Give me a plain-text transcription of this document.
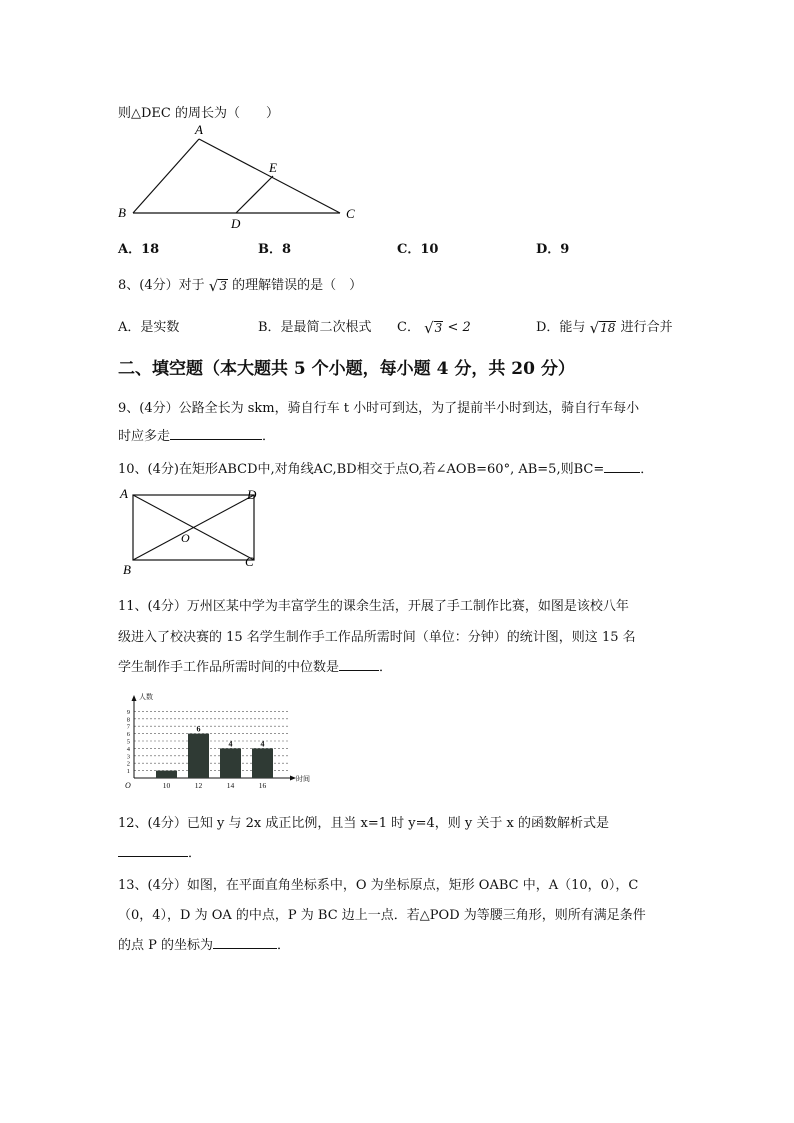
则△DEC 的周长为（　　）
A
E
B
D
C
A．18	B．8	C．10	D．9
8、(4分）对于 √ 3 的理解错误的是（　）
A．是实数	B．是最简二次根式 C． √ 3 < 2	D．能与 √ 18 进行合并
二、填空题（本大题共 5 个小题，每小题 4 分，共 20 分）
9、(4分）公路全长为 skm，骑自行车 t 小时可到达，为了提前半小时到达，骑自行车每小
时应多走	．
10、(4分)在矩形ABCD中,对角线AC,BD相交于点O,若∠AOB=60°, AB=5,则BC=	．
A	D
O
B
C
11、(4分）万州区某中学为丰富学生的课余生活，开展了手工制作比赛，如图是该校八年
级进入了校决赛的 15 名学生制作手工作品所需时间（单位：分钟）的统计图，则这 15 名
学生制作手工作品所需时间的中位数是	．
1
2
3
4
5
6
7
8
9
人数
时间
O	10	12
6
14
4
16
4
12、(4分）已知 y 与 2x 成正比例，且当 x=1 时 y=4，则 y 关于 x 的函数解析式是
．
13、(4分）如图，在平面直角坐标系中，O 为坐标原点，矩形 OABC 中，A（10，0），C
（0，4），D 为 OA 的中点，P 为 BC 边上一点．若△POD 为等腰三角形，则所有满足条件
的点 P 的坐标为	．
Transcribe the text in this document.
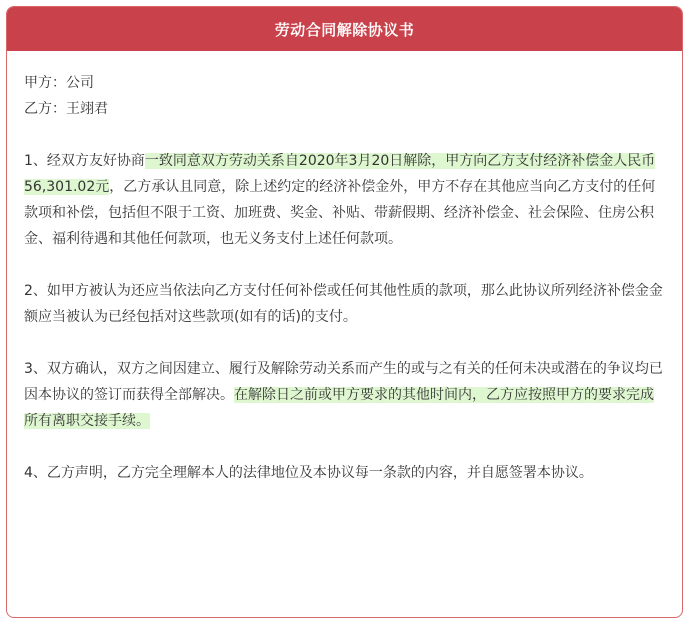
劳动合同解除协议书
甲方：公司
乙方：王翊君

1、经双方友好协商一致同意双方劳动关系自2020年3月20日解除，甲方向乙方支付经济补偿金人民币56,301.02元，乙方承认且同意，除上述约定的经济补偿金外，甲方不存在其他应当向乙方支付的任何款项和补偿，包括但不限于工资、加班费、奖金、补贴、带薪假期、经济补偿金、社会保险、住房公积金、福利待遇和其他任何款项，也无义务支付上述任何款项。

2、如甲方被认为还应当依法向乙方支付任何补偿或任何其他性质的款项，那么此协议所列经济补偿金金额应当被认为已经包括对这些款项(如有的话)的支付。

3、双方确认，双方之间因建立、履行及解除劳动关系而产生的或与之有关的任何未决或潜在的争议均已因本协议的签订而获得全部解决。在解除日之前或甲方要求的其他时间内，乙方应按照甲方的要求完成所有离职交接手续。

4、乙方声明，乙方完全理解本人的法律地位及本协议每一条款的内容，并自愿签署本协议。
_ _ _ _ _ _ _
## Task
Transcribe every record above exactly, leaving out the pictures.

## Output for this exercise
Give me a plain-text transcription of this document.
则△DEC 的周长为（　　）
A
E
B
D
C
A．18	B．8	C．10	D．9
8、(4分）对于 √ 3 的理解错误的是（　）
A．是实数	B．是最简二次根式 C． √ 3 < 2	D．能与 √ 18 进行合并
二、填空题（本大题共 5 个小题，每小题 4 分，共 20 分）
9、(4分）公路全长为 skm，骑自行车 t 小时可到达，为了提前半小时到达，骑自行车每小
时应多走	．
10、(4分)在矩形ABCD中,对角线AC,BD相交于点O,若∠AOB=60°, AB=5,则BC=	．
A	D
O
B
C
11、(4分）万州区某中学为丰富学生的课余生活，开展了手工制作比赛，如图是该校八年
级进入了校决赛的 15 名学生制作手工作品所需时间（单位：分钟）的统计图，则这 15 名
学生制作手工作品所需时间的中位数是	．
1
2
3
4
5
6
7
8
9
人数
时间
O	10	12
6
14
4
16
4
12、(4分）已知 y 与 2x 成正比例，且当 x=1 时 y=4，则 y 关于 x 的函数解析式是
．
13、(4分）如图，在平面直角坐标系中，O 为坐标原点，矩形 OABC 中，A（10，0），C
（0，4），D 为 OA 的中点，P 为 BC 边上一点．若△POD 为等腰三角形，则所有满足条件
的点 P 的坐标为	．
Transcribe the text in this document.
劳动合同解除协议书
甲方：公司
乙方：王翊君

1、经双方友好协商一致同意双方劳动关系自2020年3月20日解除，甲方向乙方支付经济补偿金人民币56,301.02元，乙方承认且同意，除上述约定的经济补偿金外，甲方不存在其他应当向乙方支付的任何款项和补偿，包括但不限于工资、加班费、奖金、补贴、带薪假期、经济补偿金、社会保险、住房公积金、福利待遇和其他任何款项，也无义务支付上述任何款项。

2、如甲方被认为还应当依法向乙方支付任何补偿或任何其他性质的款项，那么此协议所列经济补偿金金额应当被认为已经包括对这些款项(如有的话)的支付。

3、双方确认，双方之间因建立、履行及解除劳动关系而产生的或与之有关的任何未决或潜在的争议均已因本协议的签订而获得全部解决。在解除日之前或甲方要求的其他时间内，乙方应按照甲方的要求完成所有离职交接手续。

4、乙方声明，乙方完全理解本人的法律地位及本协议每一条款的内容，并自愿签署本协议。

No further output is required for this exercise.